Required task: Your task is to write out the complete listing exactly as it is shown.

Start of Exercise input

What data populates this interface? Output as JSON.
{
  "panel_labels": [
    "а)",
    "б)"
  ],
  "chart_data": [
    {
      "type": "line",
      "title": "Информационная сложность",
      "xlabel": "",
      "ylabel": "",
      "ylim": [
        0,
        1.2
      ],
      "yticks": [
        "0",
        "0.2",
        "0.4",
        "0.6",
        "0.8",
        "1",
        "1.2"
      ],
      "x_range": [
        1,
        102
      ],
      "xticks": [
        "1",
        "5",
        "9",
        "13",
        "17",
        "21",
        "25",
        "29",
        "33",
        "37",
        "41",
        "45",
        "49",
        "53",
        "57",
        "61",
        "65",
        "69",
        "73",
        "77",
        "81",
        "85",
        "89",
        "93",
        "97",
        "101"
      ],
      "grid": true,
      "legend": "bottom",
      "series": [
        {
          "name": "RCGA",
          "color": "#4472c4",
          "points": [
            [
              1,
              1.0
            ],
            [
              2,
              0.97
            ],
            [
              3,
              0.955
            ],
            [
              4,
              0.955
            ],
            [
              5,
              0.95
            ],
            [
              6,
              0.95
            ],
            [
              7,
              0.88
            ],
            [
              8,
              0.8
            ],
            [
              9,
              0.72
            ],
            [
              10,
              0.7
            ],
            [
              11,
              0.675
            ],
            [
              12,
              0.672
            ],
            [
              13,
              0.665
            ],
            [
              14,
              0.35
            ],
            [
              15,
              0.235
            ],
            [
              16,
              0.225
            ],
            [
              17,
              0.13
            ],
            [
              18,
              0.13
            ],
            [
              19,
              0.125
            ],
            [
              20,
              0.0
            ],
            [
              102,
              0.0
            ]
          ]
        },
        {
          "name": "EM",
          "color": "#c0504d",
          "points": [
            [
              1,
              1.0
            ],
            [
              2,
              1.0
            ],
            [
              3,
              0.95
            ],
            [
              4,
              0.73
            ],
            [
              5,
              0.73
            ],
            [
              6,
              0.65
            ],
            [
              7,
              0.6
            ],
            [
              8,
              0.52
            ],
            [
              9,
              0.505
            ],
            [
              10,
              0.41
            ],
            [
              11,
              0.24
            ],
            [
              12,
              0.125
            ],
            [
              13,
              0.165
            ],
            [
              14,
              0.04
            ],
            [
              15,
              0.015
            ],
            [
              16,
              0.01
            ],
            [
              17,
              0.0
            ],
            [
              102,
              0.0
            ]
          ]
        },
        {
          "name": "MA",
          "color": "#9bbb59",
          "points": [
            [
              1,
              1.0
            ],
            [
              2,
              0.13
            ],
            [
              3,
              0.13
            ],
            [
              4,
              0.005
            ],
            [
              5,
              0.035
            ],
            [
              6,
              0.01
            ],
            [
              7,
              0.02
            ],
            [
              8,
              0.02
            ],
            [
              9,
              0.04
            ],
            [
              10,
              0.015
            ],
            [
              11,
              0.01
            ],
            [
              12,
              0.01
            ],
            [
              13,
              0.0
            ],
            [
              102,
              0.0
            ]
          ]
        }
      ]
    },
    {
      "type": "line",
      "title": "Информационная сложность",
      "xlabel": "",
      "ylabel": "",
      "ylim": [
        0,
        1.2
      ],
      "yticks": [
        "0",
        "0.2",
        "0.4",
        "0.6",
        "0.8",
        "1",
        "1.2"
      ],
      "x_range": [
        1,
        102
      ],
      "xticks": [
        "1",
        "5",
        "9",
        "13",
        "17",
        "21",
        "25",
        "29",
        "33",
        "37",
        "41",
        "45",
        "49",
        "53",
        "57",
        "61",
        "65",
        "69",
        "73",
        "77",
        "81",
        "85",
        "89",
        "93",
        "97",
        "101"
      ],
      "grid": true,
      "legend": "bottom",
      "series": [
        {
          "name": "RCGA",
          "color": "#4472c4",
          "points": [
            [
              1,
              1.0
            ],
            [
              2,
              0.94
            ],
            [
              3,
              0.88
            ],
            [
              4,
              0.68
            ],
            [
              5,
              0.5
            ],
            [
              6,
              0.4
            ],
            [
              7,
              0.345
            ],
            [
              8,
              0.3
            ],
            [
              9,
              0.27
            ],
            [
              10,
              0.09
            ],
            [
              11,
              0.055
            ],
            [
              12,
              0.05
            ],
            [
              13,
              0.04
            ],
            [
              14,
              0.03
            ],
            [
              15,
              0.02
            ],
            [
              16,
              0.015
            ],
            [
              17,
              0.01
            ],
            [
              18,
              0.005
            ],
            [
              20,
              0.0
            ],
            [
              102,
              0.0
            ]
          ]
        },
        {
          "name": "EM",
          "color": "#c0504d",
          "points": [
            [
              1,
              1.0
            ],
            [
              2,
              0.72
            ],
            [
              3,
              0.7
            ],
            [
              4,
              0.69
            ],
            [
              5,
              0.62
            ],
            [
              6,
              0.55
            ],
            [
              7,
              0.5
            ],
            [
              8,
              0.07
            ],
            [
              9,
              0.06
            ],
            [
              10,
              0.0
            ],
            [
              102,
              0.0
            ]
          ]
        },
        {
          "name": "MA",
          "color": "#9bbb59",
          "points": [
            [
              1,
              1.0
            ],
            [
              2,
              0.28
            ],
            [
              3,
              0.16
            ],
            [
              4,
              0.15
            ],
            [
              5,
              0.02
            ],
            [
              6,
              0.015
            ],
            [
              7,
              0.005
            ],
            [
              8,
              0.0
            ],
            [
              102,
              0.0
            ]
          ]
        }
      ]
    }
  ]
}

End of Exercise input

Expected output:
What data populates this interface? Output as JSON.
{
  "panel_labels": [
    "а)",
    "б)"
  ],
  "chart_data": [
    {
      "type": "line",
      "title": "Информационная сложность",
      "xlabel": "",
      "ylabel": "",
      "ylim": [
        0,
        1.2
      ],
      "yticks": [
        "0",
        "0.2",
        "0.4",
        "0.6",
        "0.8",
        "1",
        "1.2"
      ],
      "x_range": [
        1,
        102
      ],
      "xticks": [
        "1",
        "5",
        "9",
        "13",
        "17",
        "21",
        "25",
        "29",
        "33",
        "37",
        "41",
        "45",
        "49",
        "53",
        "57",
        "61",
        "65",
        "69",
        "73",
        "77",
        "81",
        "85",
        "89",
        "93",
        "97",
        "101"
      ],
      "grid": true,
      "legend": "bottom",
      "series": [
        {
          "name": "RCGA",
          "color": "#4472c4",
          "points": [
            [
              1,
              1.0
            ],
            [
              2,
              0.97
            ],
            [
              3,
              0.955
            ],
            [
              4,
              0.955
            ],
            [
              5,
              0.95
            ],
            [
              6,
              0.95
            ],
            [
              7,
              0.88
            ],
            [
              8,
              0.8
            ],
            [
              9,
              0.72
            ],
            [
              10,
              0.7
            ],
            [
              11,
              0.675
            ],
            [
              12,
              0.672
            ],
            [
              13,
              0.665
            ],
            [
              14,
              0.35
            ],
            [
              15,
              0.235
            ],
            [
              16,
              0.225
            ],
            [
              17,
              0.13
            ],
            [
              18,
              0.13
            ],
            [
              19,
              0.125
            ],
            [
              20,
              0.0
            ],
            [
              102,
              0.0
            ]
          ]
        },
        {
          "name": "EM",
          "color": "#c0504d",
          "points": [
            [
              1,
              1.0
            ],
            [
              2,
              1.0
            ],
            [
              3,
              0.95
            ],
            [
              4,
              0.73
            ],
            [
              5,
              0.73
            ],
            [
              6,
              0.65
            ],
            [
              7,
              0.6
            ],
            [
              8,
              0.52
            ],
            [
              9,
              0.505
            ],
            [
              10,
              0.41
            ],
            [
              11,
              0.24
            ],
            [
              12,
              0.125
            ],
            [
              13,
              0.165
            ],
            [
              14,
              0.04
            ],
            [
              15,
              0.015
            ],
            [
              16,
              0.01
            ],
            [
              17,
              0.0
            ],
            [
              102,
              0.0
            ]
          ]
        },
        {
          "name": "MA",
          "color": "#9bbb59",
          "points": [
            [
              1,
              1.0
            ],
            [
              2,
              0.13
            ],
            [
              3,
              0.13
            ],
            [
              4,
              0.005
            ],
            [
              5,
              0.035
            ],
            [
              6,
              0.01
            ],
            [
              7,
              0.02
            ],
            [
              8,
              0.02
            ],
            [
              9,
              0.04
            ],
            [
              10,
              0.015
            ],
            [
              11,
              0.01
            ],
            [
              12,
              0.01
            ],
            [
              13,
              0.0
            ],
            [
              102,
              0.0
            ]
          ]
        }
      ]
    },
    {
      "type": "line",
      "title": "Информационная сложность",
      "xlabel": "",
      "ylabel": "",
      "ylim": [
        0,
        1.2
      ],
      "yticks": [
        "0",
        "0.2",
        "0.4",
        "0.6",
        "0.8",
        "1",
        "1.2"
      ],
      "x_range": [
        1,
        102
      ],
      "xticks": [
        "1",
        "5",
        "9",
        "13",
        "17",
        "21",
        "25",
        "29",
        "33",
        "37",
        "41",
        "45",
        "49",
        "53",
        "57",
        "61",
        "65",
        "69",
        "73",
        "77",
        "81",
        "85",
        "89",
        "93",
        "97",
        "101"
      ],
      "grid": true,
      "legend": "bottom",
      "series": [
        {
          "name": "RCGA",
          "color": "#4472c4",
          "points": [
            [
              1,
              1.0
            ],
            [
              2,
              0.94
            ],
            [
              3,
              0.88
            ],
            [
              4,
              0.68
            ],
            [
              5,
              0.5
            ],
            [
              6,
              0.4
            ],
            [
              7,
              0.345
            ],
            [
              8,
              0.3
            ],
            [
              9,
              0.27
            ],
            [
              10,
              0.09
            ],
            [
              11,
              0.055
            ],
            [
              12,
              0.05
            ],
            [
              13,
              0.04
            ],
            [
              14,
              0.03
            ],
            [
              15,
              0.02
            ],
            [
              16,
              0.015
            ],
            [
              17,
              0.01
            ],
            [
              18,
              0.005
            ],
            [
              20,
              0.0
            ],
            [
              102,
              0.0
            ]
          ]
        },
        {
          "name": "EM",
          "color": "#c0504d",
          "points": [
            [
              1,
              1.0
            ],
            [
              2,
              0.72
            ],
            [
              3,
              0.7
            ],
            [
              4,
              0.69
            ],
            [
              5,
              0.62
            ],
            [
              6,
              0.55
            ],
            [
              7,
              0.5
            ],
            [
              8,
              0.07
            ],
            [
              9,
              0.06
            ],
            [
              10,
              0.0
            ],
            [
              102,
              0.0
            ]
          ]
        },
        {
          "name": "MA",
          "color": "#9bbb59",
          "points": [
            [
              1,
              1.0
            ],
            [
              2,
              0.28
            ],
            [
              3,
              0.16
            ],
            [
              4,
              0.15
            ],
            [
              5,
              0.02
            ],
            [
              6,
              0.015
            ],
            [
              7,
              0.005
            ],
            [
              8,
              0.0
            ],
            [
              102,
              0.0
            ]
          ]
        }
      ]
    }
  ]
}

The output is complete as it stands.